**Your tasks**
- A) Could you copy, word for word, the stretch of the Python modules passage from "To have an overview" through "print(mymodule.some_variable)"?
- B) Would you reproduce, line for line, the stretch of the records from their very first line through the line containing "candle-body <box>593 201 598 214</box>", including both of those lines?

To have an overview of the components in a module, you can use the `dir()` function, which returns a list of all the objects defined in the module.
Alternatively, you can use tab-completion after typing `<module name>.`: `<module name>.` + Tab.

Example:`mymodule.py` contains a variable, a function, and a class (an object template). Explore the module using `dir()`. Print the varible. Run the function. Create an object using the class and run the only available method.

In [2]:
print(dir(mymodule))

['SomeClass', '__builtins__', '__cached__', '__doc__', '__file__', '__loader__', '__name__', '__package__', '__spec__', 'some_function', 'some_variable']


In [3]:
print(mymodule.some_variable)

[1, 2, 3]


In [4]:
mymodule.some_function()

this is the function in mymodule


In [5]:
myobject = mymodule.SomeClass()

In [6]:
myobject.some_method()

this is the method in SomeClass in mymodule


Generally speaking, when using `import` there is no syntactic difference between loading a module and executing any generic Python script from within an application.

By convention, a module contains only definitions and does not contain any actions, so that when you import it additional objects and classes are created, but nothing is run.

**Available data**
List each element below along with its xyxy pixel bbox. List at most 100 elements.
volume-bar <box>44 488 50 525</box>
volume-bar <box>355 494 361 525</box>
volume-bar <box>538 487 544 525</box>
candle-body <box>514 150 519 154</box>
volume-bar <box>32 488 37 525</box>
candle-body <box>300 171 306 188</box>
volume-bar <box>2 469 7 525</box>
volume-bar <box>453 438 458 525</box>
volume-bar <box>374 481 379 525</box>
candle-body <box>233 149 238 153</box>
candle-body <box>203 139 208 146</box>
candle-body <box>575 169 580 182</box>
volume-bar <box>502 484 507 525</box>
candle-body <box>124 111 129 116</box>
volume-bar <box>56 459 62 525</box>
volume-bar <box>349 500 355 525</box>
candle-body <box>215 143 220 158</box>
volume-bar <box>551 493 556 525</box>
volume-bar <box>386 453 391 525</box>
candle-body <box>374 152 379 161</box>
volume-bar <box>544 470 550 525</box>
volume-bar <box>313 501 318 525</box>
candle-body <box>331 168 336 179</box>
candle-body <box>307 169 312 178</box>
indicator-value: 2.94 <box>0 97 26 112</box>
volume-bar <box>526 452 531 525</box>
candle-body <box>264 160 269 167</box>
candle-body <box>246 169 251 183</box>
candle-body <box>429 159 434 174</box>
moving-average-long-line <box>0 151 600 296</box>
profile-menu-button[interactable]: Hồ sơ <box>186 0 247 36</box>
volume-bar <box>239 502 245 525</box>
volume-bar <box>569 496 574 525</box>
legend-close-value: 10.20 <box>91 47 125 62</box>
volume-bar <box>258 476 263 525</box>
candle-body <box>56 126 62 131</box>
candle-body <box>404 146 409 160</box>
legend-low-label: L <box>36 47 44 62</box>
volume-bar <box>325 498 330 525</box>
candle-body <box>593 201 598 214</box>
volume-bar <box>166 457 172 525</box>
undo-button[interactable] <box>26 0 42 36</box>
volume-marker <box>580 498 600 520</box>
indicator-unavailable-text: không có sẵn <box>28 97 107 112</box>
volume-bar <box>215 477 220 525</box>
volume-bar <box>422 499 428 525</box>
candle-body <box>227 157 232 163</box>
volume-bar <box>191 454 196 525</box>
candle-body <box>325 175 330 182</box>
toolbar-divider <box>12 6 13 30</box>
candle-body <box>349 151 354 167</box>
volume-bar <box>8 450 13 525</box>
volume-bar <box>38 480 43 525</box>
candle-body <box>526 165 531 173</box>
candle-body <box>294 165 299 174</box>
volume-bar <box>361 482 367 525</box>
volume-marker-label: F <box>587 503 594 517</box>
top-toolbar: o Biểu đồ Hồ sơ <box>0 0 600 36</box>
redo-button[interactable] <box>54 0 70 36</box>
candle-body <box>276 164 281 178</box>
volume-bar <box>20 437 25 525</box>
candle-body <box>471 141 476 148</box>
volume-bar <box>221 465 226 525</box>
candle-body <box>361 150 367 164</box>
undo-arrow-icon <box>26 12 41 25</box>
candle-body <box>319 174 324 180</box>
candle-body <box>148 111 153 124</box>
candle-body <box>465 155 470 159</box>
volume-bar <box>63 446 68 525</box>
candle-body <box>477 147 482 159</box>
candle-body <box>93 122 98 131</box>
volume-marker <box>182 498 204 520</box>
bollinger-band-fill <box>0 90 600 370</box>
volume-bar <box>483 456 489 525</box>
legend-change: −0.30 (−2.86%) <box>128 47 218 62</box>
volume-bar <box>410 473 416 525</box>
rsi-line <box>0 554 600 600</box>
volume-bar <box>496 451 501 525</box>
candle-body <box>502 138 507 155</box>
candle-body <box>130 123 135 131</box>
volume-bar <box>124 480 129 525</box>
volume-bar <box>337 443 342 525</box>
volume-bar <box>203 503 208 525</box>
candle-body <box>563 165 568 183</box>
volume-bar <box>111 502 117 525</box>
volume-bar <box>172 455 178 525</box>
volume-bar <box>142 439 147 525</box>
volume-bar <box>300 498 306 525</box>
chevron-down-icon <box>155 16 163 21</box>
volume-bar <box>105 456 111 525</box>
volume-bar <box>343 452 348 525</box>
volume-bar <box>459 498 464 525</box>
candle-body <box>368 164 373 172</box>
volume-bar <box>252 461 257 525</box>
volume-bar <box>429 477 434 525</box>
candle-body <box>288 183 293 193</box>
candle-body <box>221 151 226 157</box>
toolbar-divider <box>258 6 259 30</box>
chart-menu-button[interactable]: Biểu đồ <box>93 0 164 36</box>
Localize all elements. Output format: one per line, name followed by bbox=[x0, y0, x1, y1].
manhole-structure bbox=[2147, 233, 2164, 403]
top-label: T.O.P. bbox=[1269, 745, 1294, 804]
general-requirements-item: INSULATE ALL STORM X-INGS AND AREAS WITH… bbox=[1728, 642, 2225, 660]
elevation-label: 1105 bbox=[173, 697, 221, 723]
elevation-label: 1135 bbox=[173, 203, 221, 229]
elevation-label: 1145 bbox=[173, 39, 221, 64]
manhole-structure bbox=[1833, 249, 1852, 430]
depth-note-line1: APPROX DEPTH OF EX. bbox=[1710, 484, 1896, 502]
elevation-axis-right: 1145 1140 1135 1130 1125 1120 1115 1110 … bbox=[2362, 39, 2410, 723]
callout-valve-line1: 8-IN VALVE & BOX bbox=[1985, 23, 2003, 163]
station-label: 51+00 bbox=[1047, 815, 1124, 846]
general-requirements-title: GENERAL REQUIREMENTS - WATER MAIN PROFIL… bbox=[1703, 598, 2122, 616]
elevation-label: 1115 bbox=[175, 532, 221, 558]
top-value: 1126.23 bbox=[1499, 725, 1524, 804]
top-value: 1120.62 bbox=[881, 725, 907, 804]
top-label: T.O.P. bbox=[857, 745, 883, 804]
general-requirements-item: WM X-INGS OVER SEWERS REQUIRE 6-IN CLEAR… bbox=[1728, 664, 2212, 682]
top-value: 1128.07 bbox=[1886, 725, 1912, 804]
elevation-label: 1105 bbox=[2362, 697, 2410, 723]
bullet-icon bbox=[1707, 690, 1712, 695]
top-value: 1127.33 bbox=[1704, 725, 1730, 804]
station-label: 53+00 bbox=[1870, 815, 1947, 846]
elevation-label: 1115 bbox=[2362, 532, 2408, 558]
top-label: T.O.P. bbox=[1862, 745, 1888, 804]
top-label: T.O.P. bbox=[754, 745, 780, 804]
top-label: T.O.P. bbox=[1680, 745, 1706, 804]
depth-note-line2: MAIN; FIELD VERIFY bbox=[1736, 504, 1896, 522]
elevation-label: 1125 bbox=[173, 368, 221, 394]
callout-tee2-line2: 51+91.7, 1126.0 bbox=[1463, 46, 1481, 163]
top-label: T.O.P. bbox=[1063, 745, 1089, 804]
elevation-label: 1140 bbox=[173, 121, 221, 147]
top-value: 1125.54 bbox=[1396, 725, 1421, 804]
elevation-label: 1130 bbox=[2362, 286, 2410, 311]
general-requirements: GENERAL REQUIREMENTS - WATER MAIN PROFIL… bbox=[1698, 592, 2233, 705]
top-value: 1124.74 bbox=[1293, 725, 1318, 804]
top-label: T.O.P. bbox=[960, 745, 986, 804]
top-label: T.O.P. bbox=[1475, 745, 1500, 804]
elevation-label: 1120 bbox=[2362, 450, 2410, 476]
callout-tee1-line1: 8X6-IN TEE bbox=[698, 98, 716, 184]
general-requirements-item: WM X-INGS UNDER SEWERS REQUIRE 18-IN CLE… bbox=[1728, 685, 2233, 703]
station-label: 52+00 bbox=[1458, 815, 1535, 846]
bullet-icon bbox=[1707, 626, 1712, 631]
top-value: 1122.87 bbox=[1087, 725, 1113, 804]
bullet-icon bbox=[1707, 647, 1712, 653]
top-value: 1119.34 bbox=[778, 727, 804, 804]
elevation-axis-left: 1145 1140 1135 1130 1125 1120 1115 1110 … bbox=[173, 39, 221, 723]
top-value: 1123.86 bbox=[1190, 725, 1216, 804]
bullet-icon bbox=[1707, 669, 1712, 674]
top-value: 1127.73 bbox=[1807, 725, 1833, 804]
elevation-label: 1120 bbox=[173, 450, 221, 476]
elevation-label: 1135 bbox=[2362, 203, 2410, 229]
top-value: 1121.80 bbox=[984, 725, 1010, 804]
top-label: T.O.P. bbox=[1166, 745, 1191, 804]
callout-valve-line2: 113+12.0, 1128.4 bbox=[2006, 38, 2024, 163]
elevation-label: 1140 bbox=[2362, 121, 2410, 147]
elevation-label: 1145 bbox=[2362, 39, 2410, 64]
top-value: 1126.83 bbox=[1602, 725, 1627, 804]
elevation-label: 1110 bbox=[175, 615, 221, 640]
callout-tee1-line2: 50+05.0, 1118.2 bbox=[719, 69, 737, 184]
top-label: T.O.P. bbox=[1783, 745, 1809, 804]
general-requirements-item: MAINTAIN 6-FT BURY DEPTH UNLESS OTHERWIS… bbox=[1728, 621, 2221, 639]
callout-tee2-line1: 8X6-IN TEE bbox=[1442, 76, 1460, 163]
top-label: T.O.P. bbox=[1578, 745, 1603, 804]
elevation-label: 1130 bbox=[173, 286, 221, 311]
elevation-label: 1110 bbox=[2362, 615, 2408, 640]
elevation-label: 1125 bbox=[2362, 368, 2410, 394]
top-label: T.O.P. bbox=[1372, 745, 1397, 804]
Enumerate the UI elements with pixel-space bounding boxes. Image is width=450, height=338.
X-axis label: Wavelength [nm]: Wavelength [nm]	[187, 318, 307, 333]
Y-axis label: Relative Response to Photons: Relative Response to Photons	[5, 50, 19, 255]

**Response list**
- A)
To have an overview of the components in a module, you can use the `dir()` function, which returns a list of all the objects defined in the module.
Alternatively, you can use tab-completion after typing `<module name>.`: `<module name>.` + Tab.

Example:`mymodule.py` contains a variable, a function, and a class (an object template). Explore the module using `dir()`. Print the varible. Run the function. Create an object using the class and run the only available method.

In [2]:
print(dir(mymodule))

['SomeClass', '__builtins__', '__cached__', '__doc__', '__file__', '__loader__', '__name__', '__package__', '__spec__', 'some_function', 'some_variable']


In [3]:
print(mymodule.some_variable)

- B)
List each element below along with its xyxy pixel bbox. List at most 100 elements.
volume-bar <box>44 488 50 525</box>
volume-bar <box>355 494 361 525</box>
volume-bar <box>538 487 544 525</box>
candle-body <box>514 150 519 154</box>
volume-bar <box>32 488 37 525</box>
candle-body <box>300 171 306 188</box>
volume-bar <box>2 469 7 525</box>
volume-bar <box>453 438 458 525</box>
volume-bar <box>374 481 379 525</box>
candle-body <box>233 149 238 153</box>
candle-body <box>203 139 208 146</box>
candle-body <box>575 169 580 182</box>
volume-bar <box>502 484 507 525</box>
candle-body <box>124 111 129 116</box>
volume-bar <box>56 459 62 525</box>
volume-bar <box>349 500 355 525</box>
candle-body <box>215 143 220 158</box>
volume-bar <box>551 493 556 525</box>
volume-bar <box>386 453 391 525</box>
candle-body <box>374 152 379 161</box>
volume-bar <box>544 470 550 525</box>
volume-bar <box>313 501 318 525</box>
candle-body <box>331 168 336 179</box>
candle-body <box>307 169 312 178</box>
indicator-value: 2.94 <box>0 97 26 112</box>
volume-bar <box>526 452 531 525</box>
candle-body <box>264 160 269 167</box>
candle-body <box>246 169 251 183</box>
candle-body <box>429 159 434 174</box>
moving-average-long-line <box>0 151 600 296</box>
profile-menu-button[interactable]: Hồ sơ <box>186 0 247 36</box>
volume-bar <box>239 502 245 525</box>
volume-bar <box>569 496 574 525</box>
legend-close-value: 10.20 <box>91 47 125 62</box>
volume-bar <box>258 476 263 525</box>
candle-body <box>56 126 62 131</box>
candle-body <box>404 146 409 160</box>
legend-low-label: L <box>36 47 44 62</box>
volume-bar <box>325 498 330 525</box>
candle-body <box>593 201 598 214</box>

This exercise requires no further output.